■ **WHAT YOU ARE ASKED TO DO**: Look through the listing for the word "ratio". Copy each line that has it.
* Start RECORDS SHOWN *
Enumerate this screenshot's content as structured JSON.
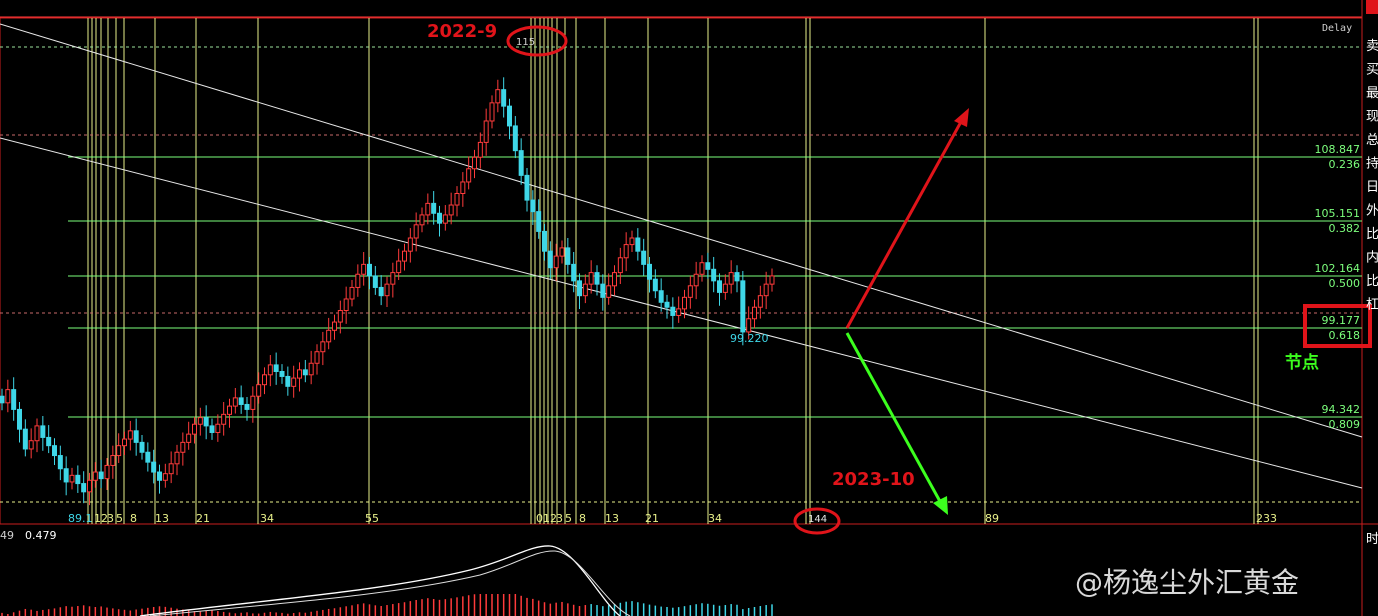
{
  "header": {
    "delay_label": "Delay"
  },
  "annotations": {
    "top_date": "2022-9",
    "bottom_date": "2023-10",
    "node_label": "节点",
    "peak_label": "115",
    "bottom_circle_label": "144"
  },
  "right_panel": {
    "chars": [
      "卖",
      "买",
      "最",
      "现",
      "总",
      "持",
      "日",
      "外",
      "比",
      "内",
      "比",
      "杠",
      "时"
    ],
    "lower_char": "时"
  },
  "fib_levels": [
    {
      "price": "108.847",
      "ratio": "0.236"
    },
    {
      "price": "105.151",
      "ratio": "0.382"
    },
    {
      "price": "102.164",
      "ratio": "0.500"
    },
    {
      "price": "99.177",
      "ratio": "0.618"
    },
    {
      "price": "94.342",
      "ratio": "0.809"
    }
  ],
  "low_label": "99.220",
  "start_label": "89.1",
  "fib_time_left": [
    "12",
    "3",
    "5",
    "8",
    "13",
    "21",
    "34",
    "55"
  ],
  "fib_time_right": [
    "012",
    "3",
    "5",
    "8",
    "13",
    "21",
    "34",
    "89",
    "233"
  ],
  "indicator": {
    "left_value": "49",
    "value": "0.479"
  },
  "watermark": "@杨逸尘外汇黄金",
  "colors": {
    "up": "#ff3b3b",
    "down": "#3fd7e8",
    "fib": "#7dff7d",
    "red_mark": "#e0141a",
    "green_arrow": "#3cff1e"
  },
  "chart_data": {
    "type": "candlestick",
    "title": "",
    "ylim": [
      89,
      116
    ],
    "candles_close": [
      95.2,
      96.0,
      94.8,
      93.6,
      92.4,
      92.9,
      93.8,
      93.1,
      92.6,
      92.0,
      91.2,
      90.4,
      90.8,
      90.3,
      89.8,
      90.5,
      91.0,
      90.6,
      91.4,
      92.0,
      92.6,
      93.0,
      93.5,
      92.8,
      92.2,
      91.6,
      91.0,
      90.5,
      90.9,
      91.5,
      92.2,
      92.8,
      93.3,
      93.9,
      94.3,
      93.8,
      93.4,
      93.9,
      94.5,
      95.0,
      95.5,
      95.1,
      94.8,
      95.6,
      96.3,
      96.9,
      97.5,
      97.1,
      96.8,
      96.2,
      96.7,
      97.2,
      96.9,
      97.6,
      98.3,
      98.9,
      99.6,
      100.1,
      100.8,
      101.5,
      102.2,
      103.0,
      103.6,
      102.9,
      102.2,
      101.7,
      102.4,
      103.1,
      103.8,
      104.4,
      105.2,
      106.0,
      106.6,
      107.3,
      106.7,
      106.1,
      106.6,
      107.2,
      107.9,
      108.6,
      109.4,
      110.1,
      111.0,
      112.3,
      113.4,
      114.2,
      113.2,
      112.0,
      110.5,
      109.0,
      107.5,
      106.8,
      105.6,
      104.4,
      103.4,
      104.1,
      104.6,
      103.6,
      102.6,
      101.7,
      102.4,
      103.1,
      102.4,
      101.6,
      102.3,
      103.1,
      104.0,
      104.8,
      105.2,
      104.4,
      103.6,
      102.7,
      102.0,
      101.3,
      101.0,
      100.5,
      100.9,
      101.6,
      102.3,
      103.0,
      103.7,
      103.3,
      102.6,
      101.9,
      102.4,
      103.1,
      102.6,
      99.5,
      100.3,
      101.0,
      101.7,
      102.4,
      102.9
    ]
  }
}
* End RECORDS SHOWN *
■ **RESULT BELOW**:
      "ratio": "0.236"
      "ratio": "0.382"
      "ratio": "0.500"
      "ratio": "0.618"
      "ratio": "0.809"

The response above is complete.